START Working data
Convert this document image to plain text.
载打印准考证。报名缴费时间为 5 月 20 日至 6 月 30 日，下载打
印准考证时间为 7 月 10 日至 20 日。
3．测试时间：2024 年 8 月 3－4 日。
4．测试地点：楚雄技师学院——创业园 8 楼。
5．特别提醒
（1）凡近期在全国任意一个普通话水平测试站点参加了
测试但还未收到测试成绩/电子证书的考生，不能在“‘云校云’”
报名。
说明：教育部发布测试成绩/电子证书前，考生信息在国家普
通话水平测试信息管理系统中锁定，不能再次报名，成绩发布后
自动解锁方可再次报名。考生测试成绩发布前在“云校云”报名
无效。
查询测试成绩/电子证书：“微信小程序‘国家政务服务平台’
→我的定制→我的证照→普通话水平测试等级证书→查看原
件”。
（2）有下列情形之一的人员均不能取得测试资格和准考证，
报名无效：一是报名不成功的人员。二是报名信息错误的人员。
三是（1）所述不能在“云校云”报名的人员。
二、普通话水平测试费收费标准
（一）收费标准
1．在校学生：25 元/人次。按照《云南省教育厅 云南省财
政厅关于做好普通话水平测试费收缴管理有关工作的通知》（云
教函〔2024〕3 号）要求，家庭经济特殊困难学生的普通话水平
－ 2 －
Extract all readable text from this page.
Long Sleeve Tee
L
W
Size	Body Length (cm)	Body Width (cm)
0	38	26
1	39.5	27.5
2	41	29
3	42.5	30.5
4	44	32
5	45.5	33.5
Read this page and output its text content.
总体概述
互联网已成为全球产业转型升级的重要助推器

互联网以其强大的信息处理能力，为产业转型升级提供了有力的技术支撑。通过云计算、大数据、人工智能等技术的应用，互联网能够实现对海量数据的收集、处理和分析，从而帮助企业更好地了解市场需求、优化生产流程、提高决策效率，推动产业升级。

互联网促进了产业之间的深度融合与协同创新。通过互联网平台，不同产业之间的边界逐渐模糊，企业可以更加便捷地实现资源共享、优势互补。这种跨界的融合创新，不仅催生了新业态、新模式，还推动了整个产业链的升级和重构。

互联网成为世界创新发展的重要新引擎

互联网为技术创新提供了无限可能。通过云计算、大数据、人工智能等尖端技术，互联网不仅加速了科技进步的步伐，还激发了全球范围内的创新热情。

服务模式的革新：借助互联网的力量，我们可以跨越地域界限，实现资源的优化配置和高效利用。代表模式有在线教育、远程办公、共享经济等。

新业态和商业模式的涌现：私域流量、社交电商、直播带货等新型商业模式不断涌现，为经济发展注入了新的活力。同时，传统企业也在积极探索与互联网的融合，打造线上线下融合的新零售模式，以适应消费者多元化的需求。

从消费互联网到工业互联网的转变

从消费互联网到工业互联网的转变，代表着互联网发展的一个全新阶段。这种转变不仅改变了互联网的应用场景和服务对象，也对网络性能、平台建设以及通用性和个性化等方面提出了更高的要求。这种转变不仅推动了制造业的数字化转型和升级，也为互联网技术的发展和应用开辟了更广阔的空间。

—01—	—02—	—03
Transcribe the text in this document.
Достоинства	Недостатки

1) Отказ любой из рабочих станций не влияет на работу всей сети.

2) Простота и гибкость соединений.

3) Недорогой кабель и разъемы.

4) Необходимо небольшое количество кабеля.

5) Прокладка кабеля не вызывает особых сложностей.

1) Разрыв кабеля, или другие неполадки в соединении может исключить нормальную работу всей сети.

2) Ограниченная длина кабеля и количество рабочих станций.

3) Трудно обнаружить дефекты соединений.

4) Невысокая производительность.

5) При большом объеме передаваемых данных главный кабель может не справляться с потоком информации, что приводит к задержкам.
END Working data
Print again each line of the listing above, exactly as it appears.

- **Expected answer**:
Convert this document image to plain text.
载打印准考证。报名缴费时间为 5 月 20 日至 6 月 30 日，下载打
印准考证时间为 7 月 10 日至 20 日。
3．测试时间：2024 年 8 月 3－4 日。
4．测试地点：楚雄技师学院——创业园 8 楼。
5．特别提醒
（1）凡近期在全国任意一个普通话水平测试站点参加了
测试但还未收到测试成绩/电子证书的考生，不能在“‘云校云’”
报名。
说明：教育部发布测试成绩/电子证书前，考生信息在国家普
通话水平测试信息管理系统中锁定，不能再次报名，成绩发布后
自动解锁方可再次报名。考生测试成绩发布前在“云校云”报名
无效。
查询测试成绩/电子证书：“微信小程序‘国家政务服务平台’
→我的定制→我的证照→普通话水平测试等级证书→查看原
件”。
（2）有下列情形之一的人员均不能取得测试资格和准考证，
报名无效：一是报名不成功的人员。二是报名信息错误的人员。
三是（1）所述不能在“云校云”报名的人员。
二、普通话水平测试费收费标准
（一）收费标准
1．在校学生：25 元/人次。按照《云南省教育厅 云南省财
政厅关于做好普通话水平测试费收缴管理有关工作的通知》（云
教函〔2024〕3 号）要求，家庭经济特殊困难学生的普通话水平
－ 2 －
Extract all readable text from this page.
Long Sleeve Tee
L
W
Size	Body Length (cm)	Body Width (cm)
0	38	26
1	39.5	27.5
2	41	29
3	42.5	30.5
4	44	32
5	45.5	33.5
Read this page and output its text content.
总体概述
互联网已成为全球产业转型升级的重要助推器

互联网以其强大的信息处理能力，为产业转型升级提供了有力的技术支撑。通过云计算、大数据、人工智能等技术的应用，互联网能够实现对海量数据的收集、处理和分析，从而帮助企业更好地了解市场需求、优化生产流程、提高决策效率，推动产业升级。

互联网促进了产业之间的深度融合与协同创新。通过互联网平台，不同产业之间的边界逐渐模糊，企业可以更加便捷地实现资源共享、优势互补。这种跨界的融合创新，不仅催生了新业态、新模式，还推动了整个产业链的升级和重构。

互联网成为世界创新发展的重要新引擎

互联网为技术创新提供了无限可能。通过云计算、大数据、人工智能等尖端技术，互联网不仅加速了科技进步的步伐，还激发了全球范围内的创新热情。

服务模式的革新：借助互联网的力量，我们可以跨越地域界限，实现资源的优化配置和高效利用。代表模式有在线教育、远程办公、共享经济等。

新业态和商业模式的涌现：私域流量、社交电商、直播带货等新型商业模式不断涌现，为经济发展注入了新的活力。同时，传统企业也在积极探索与互联网的融合，打造线上线下融合的新零售模式，以适应消费者多元化的需求。

从消费互联网到工业互联网的转变

从消费互联网到工业互联网的转变，代表着互联网发展的一个全新阶段。这种转变不仅改变了互联网的应用场景和服务对象，也对网络性能、平台建设以及通用性和个性化等方面提出了更高的要求。这种转变不仅推动了制造业的数字化转型和升级，也为互联网技术的发展和应用开辟了更广阔的空间。

—01—	—02—	—03
Transcribe the text in this document.
Достоинства	Недостатки

1) Отказ любой из рабочих станций не влияет на работу всей сети.

2) Простота и гибкость соединений.

3) Недорогой кабель и разъемы.

4) Необходимо небольшое количество кабеля.

5) Прокладка кабеля не вызывает особых сложностей.

1) Разрыв кабеля, или другие неполадки в соединении может исключить нормальную работу всей сети.

2) Ограниченная длина кабеля и количество рабочих станций.

3) Трудно обнаружить дефекты соединений.

4) Невысокая производительность.

5) При большом объеме передаваемых данных главный кабель может не справляться с потоком информации, что приводит к задержкам.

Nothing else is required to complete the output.